# REQUIRED WORK:
Write the records out again, keeping each line exactly as it is.

Chart and figure data:
• • • • • • •
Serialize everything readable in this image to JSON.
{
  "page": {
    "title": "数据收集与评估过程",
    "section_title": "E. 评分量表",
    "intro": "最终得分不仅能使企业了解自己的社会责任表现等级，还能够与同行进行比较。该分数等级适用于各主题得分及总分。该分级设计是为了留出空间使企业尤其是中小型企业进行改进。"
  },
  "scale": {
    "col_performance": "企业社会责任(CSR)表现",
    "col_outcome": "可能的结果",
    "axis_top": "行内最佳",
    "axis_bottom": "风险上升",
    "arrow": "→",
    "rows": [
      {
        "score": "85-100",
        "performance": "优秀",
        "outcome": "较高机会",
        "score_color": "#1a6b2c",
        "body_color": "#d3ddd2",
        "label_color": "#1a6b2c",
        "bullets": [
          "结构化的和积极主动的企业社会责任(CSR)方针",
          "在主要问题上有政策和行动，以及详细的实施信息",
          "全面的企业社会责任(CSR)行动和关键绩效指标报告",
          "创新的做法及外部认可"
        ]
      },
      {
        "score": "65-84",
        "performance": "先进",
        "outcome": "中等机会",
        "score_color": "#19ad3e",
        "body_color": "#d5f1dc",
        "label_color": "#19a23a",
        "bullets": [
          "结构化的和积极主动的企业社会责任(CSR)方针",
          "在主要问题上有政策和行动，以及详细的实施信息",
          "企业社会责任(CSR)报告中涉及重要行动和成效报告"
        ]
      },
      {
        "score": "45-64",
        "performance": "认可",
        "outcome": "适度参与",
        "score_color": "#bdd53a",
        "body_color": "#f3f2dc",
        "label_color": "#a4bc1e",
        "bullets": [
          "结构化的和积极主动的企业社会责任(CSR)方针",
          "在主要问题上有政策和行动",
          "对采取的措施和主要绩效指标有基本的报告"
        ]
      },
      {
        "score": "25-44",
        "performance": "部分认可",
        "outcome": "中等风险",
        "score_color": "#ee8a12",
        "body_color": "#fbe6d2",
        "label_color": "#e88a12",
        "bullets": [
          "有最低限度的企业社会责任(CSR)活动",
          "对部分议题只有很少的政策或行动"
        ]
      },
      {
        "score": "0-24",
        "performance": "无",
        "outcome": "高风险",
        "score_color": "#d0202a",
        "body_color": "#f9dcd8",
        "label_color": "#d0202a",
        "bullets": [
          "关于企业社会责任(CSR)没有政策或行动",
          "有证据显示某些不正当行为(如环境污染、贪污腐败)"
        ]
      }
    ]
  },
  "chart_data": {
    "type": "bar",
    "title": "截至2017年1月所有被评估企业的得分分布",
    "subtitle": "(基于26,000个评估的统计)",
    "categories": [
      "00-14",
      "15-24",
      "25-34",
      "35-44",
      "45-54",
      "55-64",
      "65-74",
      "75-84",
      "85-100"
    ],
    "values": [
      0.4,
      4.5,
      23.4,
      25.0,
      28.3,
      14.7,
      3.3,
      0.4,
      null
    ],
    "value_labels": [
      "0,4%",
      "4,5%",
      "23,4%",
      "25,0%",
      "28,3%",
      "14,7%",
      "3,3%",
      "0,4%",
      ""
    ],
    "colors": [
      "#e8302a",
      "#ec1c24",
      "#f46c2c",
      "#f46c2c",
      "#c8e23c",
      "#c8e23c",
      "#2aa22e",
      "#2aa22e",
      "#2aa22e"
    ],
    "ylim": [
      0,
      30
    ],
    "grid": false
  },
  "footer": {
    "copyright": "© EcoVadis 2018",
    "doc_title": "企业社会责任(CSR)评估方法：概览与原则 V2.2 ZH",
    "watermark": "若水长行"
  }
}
• • • • • • •
# FINISHED TASK:
Serialize everything readable in this image to JSON.
{
  "page": {
    "title": "数据收集与评估过程",
    "section_title": "E. 评分量表",
    "intro": "最终得分不仅能使企业了解自己的社会责任表现等级，还能够与同行进行比较。该分数等级适用于各主题得分及总分。该分级设计是为了留出空间使企业尤其是中小型企业进行改进。"
  },
  "scale": {
    "col_performance": "企业社会责任(CSR)表现",
    "col_outcome": "可能的结果",
    "axis_top": "行内最佳",
    "axis_bottom": "风险上升",
    "arrow": "→",
    "rows": [
      {
        "score": "85-100",
        "performance": "优秀",
        "outcome": "较高机会",
        "score_color": "#1a6b2c",
        "body_color": "#d3ddd2",
        "label_color": "#1a6b2c",
        "bullets": [
          "结构化的和积极主动的企业社会责任(CSR)方针",
          "在主要问题上有政策和行动，以及详细的实施信息",
          "全面的企业社会责任(CSR)行动和关键绩效指标报告",
          "创新的做法及外部认可"
        ]
      },
      {
        "score": "65-84",
        "performance": "先进",
        "outcome": "中等机会",
        "score_color": "#19ad3e",
        "body_color": "#d5f1dc",
        "label_color": "#19a23a",
        "bullets": [
          "结构化的和积极主动的企业社会责任(CSR)方针",
          "在主要问题上有政策和行动，以及详细的实施信息",
          "企业社会责任(CSR)报告中涉及重要行动和成效报告"
        ]
      },
      {
        "score": "45-64",
        "performance": "认可",
        "outcome": "适度参与",
        "score_color": "#bdd53a",
        "body_color": "#f3f2dc",
        "label_color": "#a4bc1e",
        "bullets": [
          "结构化的和积极主动的企业社会责任(CSR)方针",
          "在主要问题上有政策和行动",
          "对采取的措施和主要绩效指标有基本的报告"
        ]
      },
      {
        "score": "25-44",
        "performance": "部分认可",
        "outcome": "中等风险",
        "score_color": "#ee8a12",
        "body_color": "#fbe6d2",
        "label_color": "#e88a12",
        "bullets": [
          "有最低限度的企业社会责任(CSR)活动",
          "对部分议题只有很少的政策或行动"
        ]
      },
      {
        "score": "0-24",
        "performance": "无",
        "outcome": "高风险",
        "score_color": "#d0202a",
        "body_color": "#f9dcd8",
        "label_color": "#d0202a",
        "bullets": [
          "关于企业社会责任(CSR)没有政策或行动",
          "有证据显示某些不正当行为(如环境污染、贪污腐败)"
        ]
      }
    ]
  },
  "chart_data": {
    "type": "bar",
    "title": "截至2017年1月所有被评估企业的得分分布",
    "subtitle": "(基于26,000个评估的统计)",
    "categories": [
      "00-14",
      "15-24",
      "25-34",
      "35-44",
      "45-54",
      "55-64",
      "65-74",
      "75-84",
      "85-100"
    ],
    "values": [
      0.4,
      4.5,
      23.4,
      25.0,
      28.3,
      14.7,
      3.3,
      0.4,
      null
    ],
    "value_labels": [
      "0,4%",
      "4,5%",
      "23,4%",
      "25,0%",
      "28,3%",
      "14,7%",
      "3,3%",
      "0,4%",
      ""
    ],
    "colors": [
      "#e8302a",
      "#ec1c24",
      "#f46c2c",
      "#f46c2c",
      "#c8e23c",
      "#c8e23c",
      "#2aa22e",
      "#2aa22e",
      "#2aa22e"
    ],
    "ylim": [
      0,
      30
    ],
    "grid": false
  },
  "footer": {
    "copyright": "© EcoVadis 2018",
    "doc_title": "企业社会责任(CSR)评估方法：概览与原则 V2.2 ZH",
    "watermark": "若水长行"
  }
}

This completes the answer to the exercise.